EXERCISE:
Lines that hold the word "unit" should be located and copied.
====== SUPPLIED RECORDS
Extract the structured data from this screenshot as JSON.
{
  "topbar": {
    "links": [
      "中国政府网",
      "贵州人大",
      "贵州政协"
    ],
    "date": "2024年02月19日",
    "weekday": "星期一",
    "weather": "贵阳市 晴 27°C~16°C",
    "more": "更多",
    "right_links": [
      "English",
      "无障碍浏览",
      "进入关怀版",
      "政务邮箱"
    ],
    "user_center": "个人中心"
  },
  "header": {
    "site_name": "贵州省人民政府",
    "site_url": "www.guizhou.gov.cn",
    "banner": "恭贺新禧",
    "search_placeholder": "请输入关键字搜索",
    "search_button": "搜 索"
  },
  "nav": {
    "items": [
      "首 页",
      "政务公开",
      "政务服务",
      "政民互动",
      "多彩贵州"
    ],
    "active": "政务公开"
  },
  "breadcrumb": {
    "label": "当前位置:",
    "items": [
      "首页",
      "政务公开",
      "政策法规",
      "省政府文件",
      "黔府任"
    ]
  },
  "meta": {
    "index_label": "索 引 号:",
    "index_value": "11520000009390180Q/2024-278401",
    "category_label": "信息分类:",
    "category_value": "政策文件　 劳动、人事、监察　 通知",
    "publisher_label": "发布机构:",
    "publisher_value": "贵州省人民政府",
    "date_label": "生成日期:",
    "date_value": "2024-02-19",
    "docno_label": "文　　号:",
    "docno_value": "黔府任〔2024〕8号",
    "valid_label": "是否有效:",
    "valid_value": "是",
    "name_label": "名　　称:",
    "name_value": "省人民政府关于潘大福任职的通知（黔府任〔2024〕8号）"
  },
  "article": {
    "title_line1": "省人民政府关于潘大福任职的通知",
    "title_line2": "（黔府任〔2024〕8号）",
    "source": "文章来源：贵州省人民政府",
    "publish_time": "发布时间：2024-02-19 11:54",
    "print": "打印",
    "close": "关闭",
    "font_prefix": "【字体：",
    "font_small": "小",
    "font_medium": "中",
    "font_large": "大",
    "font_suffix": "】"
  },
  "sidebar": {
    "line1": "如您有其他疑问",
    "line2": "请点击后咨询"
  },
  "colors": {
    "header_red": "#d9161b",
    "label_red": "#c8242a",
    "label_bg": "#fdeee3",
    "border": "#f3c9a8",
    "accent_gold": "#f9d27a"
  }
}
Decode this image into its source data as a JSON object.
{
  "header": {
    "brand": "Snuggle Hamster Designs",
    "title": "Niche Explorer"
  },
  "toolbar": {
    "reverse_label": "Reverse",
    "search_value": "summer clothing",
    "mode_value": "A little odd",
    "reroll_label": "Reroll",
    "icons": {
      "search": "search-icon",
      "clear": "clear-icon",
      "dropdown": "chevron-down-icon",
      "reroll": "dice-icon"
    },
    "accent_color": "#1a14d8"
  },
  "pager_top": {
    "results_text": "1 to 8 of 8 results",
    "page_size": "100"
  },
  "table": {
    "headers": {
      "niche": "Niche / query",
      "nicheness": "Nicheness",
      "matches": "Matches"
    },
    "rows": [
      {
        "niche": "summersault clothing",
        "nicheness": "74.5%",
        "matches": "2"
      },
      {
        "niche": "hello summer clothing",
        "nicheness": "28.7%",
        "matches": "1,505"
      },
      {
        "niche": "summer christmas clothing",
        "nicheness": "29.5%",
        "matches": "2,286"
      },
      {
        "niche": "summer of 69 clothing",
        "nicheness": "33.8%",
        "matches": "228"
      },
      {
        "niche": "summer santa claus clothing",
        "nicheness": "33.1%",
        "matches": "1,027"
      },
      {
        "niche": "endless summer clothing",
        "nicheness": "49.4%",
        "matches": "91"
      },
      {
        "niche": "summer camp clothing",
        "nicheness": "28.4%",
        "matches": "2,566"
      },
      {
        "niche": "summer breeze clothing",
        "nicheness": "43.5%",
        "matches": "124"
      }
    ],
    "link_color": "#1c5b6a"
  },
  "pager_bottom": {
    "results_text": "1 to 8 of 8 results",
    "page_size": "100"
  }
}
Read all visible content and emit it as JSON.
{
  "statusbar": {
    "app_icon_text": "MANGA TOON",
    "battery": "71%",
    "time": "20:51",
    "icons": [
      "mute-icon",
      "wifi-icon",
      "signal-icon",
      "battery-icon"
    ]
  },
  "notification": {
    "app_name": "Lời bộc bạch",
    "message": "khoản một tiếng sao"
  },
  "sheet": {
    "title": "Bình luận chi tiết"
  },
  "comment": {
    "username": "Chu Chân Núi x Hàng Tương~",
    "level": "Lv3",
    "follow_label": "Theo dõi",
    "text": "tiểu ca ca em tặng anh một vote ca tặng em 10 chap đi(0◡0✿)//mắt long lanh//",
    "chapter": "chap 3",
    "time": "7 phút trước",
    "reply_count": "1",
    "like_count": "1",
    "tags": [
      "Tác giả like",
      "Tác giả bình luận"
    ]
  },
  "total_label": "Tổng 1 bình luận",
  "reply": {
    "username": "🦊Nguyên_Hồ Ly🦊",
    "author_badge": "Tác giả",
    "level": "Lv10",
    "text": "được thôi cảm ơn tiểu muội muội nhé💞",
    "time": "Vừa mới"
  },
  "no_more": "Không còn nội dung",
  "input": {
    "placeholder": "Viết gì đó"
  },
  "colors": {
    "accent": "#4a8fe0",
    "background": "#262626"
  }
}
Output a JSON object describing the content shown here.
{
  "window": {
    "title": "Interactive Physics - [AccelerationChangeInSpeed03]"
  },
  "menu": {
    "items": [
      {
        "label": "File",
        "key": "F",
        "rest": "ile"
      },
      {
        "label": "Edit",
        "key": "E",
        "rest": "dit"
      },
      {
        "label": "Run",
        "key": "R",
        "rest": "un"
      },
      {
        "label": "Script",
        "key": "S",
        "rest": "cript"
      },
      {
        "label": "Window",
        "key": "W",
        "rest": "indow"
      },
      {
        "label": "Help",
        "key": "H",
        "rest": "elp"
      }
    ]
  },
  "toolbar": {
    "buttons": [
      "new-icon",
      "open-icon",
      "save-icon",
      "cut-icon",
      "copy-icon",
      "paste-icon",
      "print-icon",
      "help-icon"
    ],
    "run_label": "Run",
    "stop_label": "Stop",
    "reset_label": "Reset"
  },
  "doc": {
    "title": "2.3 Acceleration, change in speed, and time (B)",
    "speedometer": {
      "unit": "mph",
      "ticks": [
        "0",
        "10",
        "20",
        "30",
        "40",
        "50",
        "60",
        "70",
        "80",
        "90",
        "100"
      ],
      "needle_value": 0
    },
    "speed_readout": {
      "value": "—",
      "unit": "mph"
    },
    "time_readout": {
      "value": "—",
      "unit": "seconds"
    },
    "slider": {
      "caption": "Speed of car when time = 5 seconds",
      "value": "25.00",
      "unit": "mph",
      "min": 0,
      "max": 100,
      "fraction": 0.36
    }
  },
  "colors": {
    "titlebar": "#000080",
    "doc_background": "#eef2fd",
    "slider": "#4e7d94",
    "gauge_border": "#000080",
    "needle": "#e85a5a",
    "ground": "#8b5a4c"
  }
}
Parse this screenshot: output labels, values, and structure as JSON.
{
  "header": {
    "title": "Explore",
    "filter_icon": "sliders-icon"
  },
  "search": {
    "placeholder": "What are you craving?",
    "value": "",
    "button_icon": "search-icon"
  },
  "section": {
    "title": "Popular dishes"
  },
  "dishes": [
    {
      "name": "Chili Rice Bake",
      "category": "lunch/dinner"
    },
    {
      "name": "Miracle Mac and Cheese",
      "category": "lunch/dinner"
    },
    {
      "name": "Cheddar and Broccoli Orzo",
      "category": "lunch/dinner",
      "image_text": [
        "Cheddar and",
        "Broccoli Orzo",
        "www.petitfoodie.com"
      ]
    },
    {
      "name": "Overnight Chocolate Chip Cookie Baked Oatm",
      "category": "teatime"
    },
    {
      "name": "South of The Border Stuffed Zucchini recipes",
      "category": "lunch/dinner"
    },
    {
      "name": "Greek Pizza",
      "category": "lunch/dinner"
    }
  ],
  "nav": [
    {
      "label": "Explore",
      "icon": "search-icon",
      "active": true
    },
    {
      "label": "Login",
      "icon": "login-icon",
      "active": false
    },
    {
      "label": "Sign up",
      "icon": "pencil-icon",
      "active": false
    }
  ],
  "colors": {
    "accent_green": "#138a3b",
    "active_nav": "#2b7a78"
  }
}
============
ANSWER BELOW:
      "unit": "mph",
      "unit": "mph"
      "unit": "seconds"
      "unit": "mph",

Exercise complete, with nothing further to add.